[Dataset items]
____________
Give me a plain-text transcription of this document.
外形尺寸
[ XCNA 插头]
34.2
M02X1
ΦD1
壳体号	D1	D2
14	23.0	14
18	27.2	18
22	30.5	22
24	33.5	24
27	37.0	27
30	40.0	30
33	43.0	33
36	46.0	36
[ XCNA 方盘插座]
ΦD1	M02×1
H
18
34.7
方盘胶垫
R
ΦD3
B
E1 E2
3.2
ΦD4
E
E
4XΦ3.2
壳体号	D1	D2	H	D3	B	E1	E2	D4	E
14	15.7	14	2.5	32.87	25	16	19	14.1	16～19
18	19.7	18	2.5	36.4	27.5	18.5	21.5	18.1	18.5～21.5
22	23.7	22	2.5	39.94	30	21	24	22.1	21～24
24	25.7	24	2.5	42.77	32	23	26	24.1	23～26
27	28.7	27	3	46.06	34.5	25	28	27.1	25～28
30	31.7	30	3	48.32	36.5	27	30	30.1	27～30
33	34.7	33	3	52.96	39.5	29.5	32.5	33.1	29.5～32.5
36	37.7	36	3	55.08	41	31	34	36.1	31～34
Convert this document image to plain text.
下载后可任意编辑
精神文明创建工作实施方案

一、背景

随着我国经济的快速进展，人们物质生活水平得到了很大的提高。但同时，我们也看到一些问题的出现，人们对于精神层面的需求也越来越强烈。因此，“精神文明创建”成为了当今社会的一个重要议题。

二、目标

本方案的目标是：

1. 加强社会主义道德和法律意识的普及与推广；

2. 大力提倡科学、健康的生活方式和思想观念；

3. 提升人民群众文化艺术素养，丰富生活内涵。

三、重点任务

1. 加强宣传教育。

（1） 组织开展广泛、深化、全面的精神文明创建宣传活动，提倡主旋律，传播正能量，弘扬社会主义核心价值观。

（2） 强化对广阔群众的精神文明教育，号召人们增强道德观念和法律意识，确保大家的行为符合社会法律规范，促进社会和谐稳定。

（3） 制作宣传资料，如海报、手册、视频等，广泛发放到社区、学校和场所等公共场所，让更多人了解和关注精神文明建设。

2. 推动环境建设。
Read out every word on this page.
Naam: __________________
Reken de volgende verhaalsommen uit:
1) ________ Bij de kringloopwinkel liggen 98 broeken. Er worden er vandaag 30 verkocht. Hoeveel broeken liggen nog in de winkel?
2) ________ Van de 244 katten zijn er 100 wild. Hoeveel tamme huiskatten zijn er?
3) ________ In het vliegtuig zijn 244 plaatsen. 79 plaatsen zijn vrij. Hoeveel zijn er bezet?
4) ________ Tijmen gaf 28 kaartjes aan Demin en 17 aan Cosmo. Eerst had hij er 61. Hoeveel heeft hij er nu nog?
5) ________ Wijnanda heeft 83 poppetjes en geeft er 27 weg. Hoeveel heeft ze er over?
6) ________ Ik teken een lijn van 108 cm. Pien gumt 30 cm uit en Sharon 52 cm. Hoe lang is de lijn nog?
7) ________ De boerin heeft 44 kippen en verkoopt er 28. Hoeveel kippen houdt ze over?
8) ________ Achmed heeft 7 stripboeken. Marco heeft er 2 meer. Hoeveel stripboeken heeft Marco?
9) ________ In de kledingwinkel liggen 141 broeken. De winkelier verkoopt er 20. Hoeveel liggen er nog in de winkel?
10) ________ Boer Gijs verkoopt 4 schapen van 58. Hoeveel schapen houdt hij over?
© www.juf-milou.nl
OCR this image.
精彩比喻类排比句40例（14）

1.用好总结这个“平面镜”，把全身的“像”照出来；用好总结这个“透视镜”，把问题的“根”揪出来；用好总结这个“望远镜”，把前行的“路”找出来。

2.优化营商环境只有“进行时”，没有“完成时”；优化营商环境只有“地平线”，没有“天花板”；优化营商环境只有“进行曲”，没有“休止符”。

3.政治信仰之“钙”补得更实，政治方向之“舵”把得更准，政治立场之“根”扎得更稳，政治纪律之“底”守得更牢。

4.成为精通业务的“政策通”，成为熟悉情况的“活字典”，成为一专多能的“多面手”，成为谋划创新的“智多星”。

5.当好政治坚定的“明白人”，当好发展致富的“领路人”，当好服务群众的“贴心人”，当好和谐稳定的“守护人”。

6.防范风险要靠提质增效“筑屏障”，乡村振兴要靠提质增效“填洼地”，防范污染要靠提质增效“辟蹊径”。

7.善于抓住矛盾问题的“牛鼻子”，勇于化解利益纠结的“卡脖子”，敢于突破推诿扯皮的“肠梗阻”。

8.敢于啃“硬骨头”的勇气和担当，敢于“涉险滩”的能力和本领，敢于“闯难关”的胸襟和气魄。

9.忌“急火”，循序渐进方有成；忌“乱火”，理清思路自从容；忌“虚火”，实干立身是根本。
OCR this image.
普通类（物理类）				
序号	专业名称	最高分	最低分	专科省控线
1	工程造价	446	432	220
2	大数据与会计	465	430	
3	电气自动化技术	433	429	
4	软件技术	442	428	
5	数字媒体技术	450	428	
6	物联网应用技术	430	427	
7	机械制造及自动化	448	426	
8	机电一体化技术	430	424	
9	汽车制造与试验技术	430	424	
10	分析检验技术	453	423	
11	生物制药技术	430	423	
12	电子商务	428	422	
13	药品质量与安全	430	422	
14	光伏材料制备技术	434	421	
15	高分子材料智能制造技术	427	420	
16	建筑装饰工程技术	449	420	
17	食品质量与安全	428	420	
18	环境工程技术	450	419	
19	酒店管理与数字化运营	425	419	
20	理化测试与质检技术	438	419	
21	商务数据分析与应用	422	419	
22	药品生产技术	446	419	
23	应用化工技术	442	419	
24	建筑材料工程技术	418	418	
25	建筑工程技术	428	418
____________
**Work to be completed**
Return the material in full, exactly as shown.

**Task response**
Give me a plain-text transcription of this document.
外形尺寸
[ XCNA 插头]
34.2
M02X1
ΦD1
壳体号	D1	D2
14	23.0	14
18	27.2	18
22	30.5	22
24	33.5	24
27	37.0	27
30	40.0	30
33	43.0	33
36	46.0	36
[ XCNA 方盘插座]
ΦD1	M02×1
H
18
34.7
方盘胶垫
R
ΦD3
B
E1 E2
3.2
ΦD4
E
E
4XΦ3.2
壳体号	D1	D2	H	D3	B	E1	E2	D4	E
14	15.7	14	2.5	32.87	25	16	19	14.1	16～19
18	19.7	18	2.5	36.4	27.5	18.5	21.5	18.1	18.5～21.5
22	23.7	22	2.5	39.94	30	21	24	22.1	21～24
24	25.7	24	2.5	42.77	32	23	26	24.1	23～26
27	28.7	27	3	46.06	34.5	25	28	27.1	25～28
30	31.7	30	3	48.32	36.5	27	30	30.1	27～30
33	34.7	33	3	52.96	39.5	29.5	32.5	33.1	29.5～32.5
36	37.7	36	3	55.08	41	31	34	36.1	31～34
Convert this document image to plain text.
下载后可任意编辑
精神文明创建工作实施方案

一、背景

随着我国经济的快速进展，人们物质生活水平得到了很大的提高。但同时，我们也看到一些问题的出现，人们对于精神层面的需求也越来越强烈。因此，“精神文明创建”成为了当今社会的一个重要议题。

二、目标

本方案的目标是：

1. 加强社会主义道德和法律意识的普及与推广；

2. 大力提倡科学、健康的生活方式和思想观念；

3. 提升人民群众文化艺术素养，丰富生活内涵。

三、重点任务

1. 加强宣传教育。

（1） 组织开展广泛、深化、全面的精神文明创建宣传活动，提倡主旋律，传播正能量，弘扬社会主义核心价值观。

（2） 强化对广阔群众的精神文明教育，号召人们增强道德观念和法律意识，确保大家的行为符合社会法律规范，促进社会和谐稳定。

（3） 制作宣传资料，如海报、手册、视频等，广泛发放到社区、学校和场所等公共场所，让更多人了解和关注精神文明建设。

2. 推动环境建设。
Read out every word on this page.
Naam: __________________
Reken de volgende verhaalsommen uit:
1) ________ Bij de kringloopwinkel liggen 98 broeken. Er worden er vandaag 30 verkocht. Hoeveel broeken liggen nog in de winkel?
2) ________ Van de 244 katten zijn er 100 wild. Hoeveel tamme huiskatten zijn er?
3) ________ In het vliegtuig zijn 244 plaatsen. 79 plaatsen zijn vrij. Hoeveel zijn er bezet?
4) ________ Tijmen gaf 28 kaartjes aan Demin en 17 aan Cosmo. Eerst had hij er 61. Hoeveel heeft hij er nu nog?
5) ________ Wijnanda heeft 83 poppetjes en geeft er 27 weg. Hoeveel heeft ze er over?
6) ________ Ik teken een lijn van 108 cm. Pien gumt 30 cm uit en Sharon 52 cm. Hoe lang is de lijn nog?
7) ________ De boerin heeft 44 kippen en verkoopt er 28. Hoeveel kippen houdt ze over?
8) ________ Achmed heeft 7 stripboeken. Marco heeft er 2 meer. Hoeveel stripboeken heeft Marco?
9) ________ In de kledingwinkel liggen 141 broeken. De winkelier verkoopt er 20. Hoeveel liggen er nog in de winkel?
10) ________ Boer Gijs verkoopt 4 schapen van 58. Hoeveel schapen houdt hij over?
© www.juf-milou.nl
OCR this image.
精彩比喻类排比句40例（14）

1.用好总结这个“平面镜”，把全身的“像”照出来；用好总结这个“透视镜”，把问题的“根”揪出来；用好总结这个“望远镜”，把前行的“路”找出来。

2.优化营商环境只有“进行时”，没有“完成时”；优化营商环境只有“地平线”，没有“天花板”；优化营商环境只有“进行曲”，没有“休止符”。

3.政治信仰之“钙”补得更实，政治方向之“舵”把得更准，政治立场之“根”扎得更稳，政治纪律之“底”守得更牢。

4.成为精通业务的“政策通”，成为熟悉情况的“活字典”，成为一专多能的“多面手”，成为谋划创新的“智多星”。

5.当好政治坚定的“明白人”，当好发展致富的“领路人”，当好服务群众的“贴心人”，当好和谐稳定的“守护人”。

6.防范风险要靠提质增效“筑屏障”，乡村振兴要靠提质增效“填洼地”，防范污染要靠提质增效“辟蹊径”。

7.善于抓住矛盾问题的“牛鼻子”，勇于化解利益纠结的“卡脖子”，敢于突破推诿扯皮的“肠梗阻”。

8.敢于啃“硬骨头”的勇气和担当，敢于“涉险滩”的能力和本领，敢于“闯难关”的胸襟和气魄。

9.忌“急火”，循序渐进方有成；忌“乱火”，理清思路自从容；忌“虚火”，实干立身是根本。
OCR this image.
普通类（物理类）				
序号	专业名称	最高分	最低分	专科省控线
1	工程造价	446	432	220
2	大数据与会计	465	430	
3	电气自动化技术	433	429	
4	软件技术	442	428	
5	数字媒体技术	450	428	
6	物联网应用技术	430	427	
7	机械制造及自动化	448	426	
8	机电一体化技术	430	424	
9	汽车制造与试验技术	430	424	
10	分析检验技术	453	423	
11	生物制药技术	430	423	
12	电子商务	428	422	
13	药品质量与安全	430	422	
14	光伏材料制备技术	434	421	
15	高分子材料智能制造技术	427	420	
16	建筑装饰工程技术	449	420	
17	食品质量与安全	428	420	
18	环境工程技术	450	419	
19	酒店管理与数字化运营	425	419	
20	理化测试与质检技术	438	419	
21	商务数据分析与应用	422	419	
22	药品生产技术	446	419	
23	应用化工技术	442	419	
24	建筑材料工程技术	418	418	
25	建筑工程技术	428	418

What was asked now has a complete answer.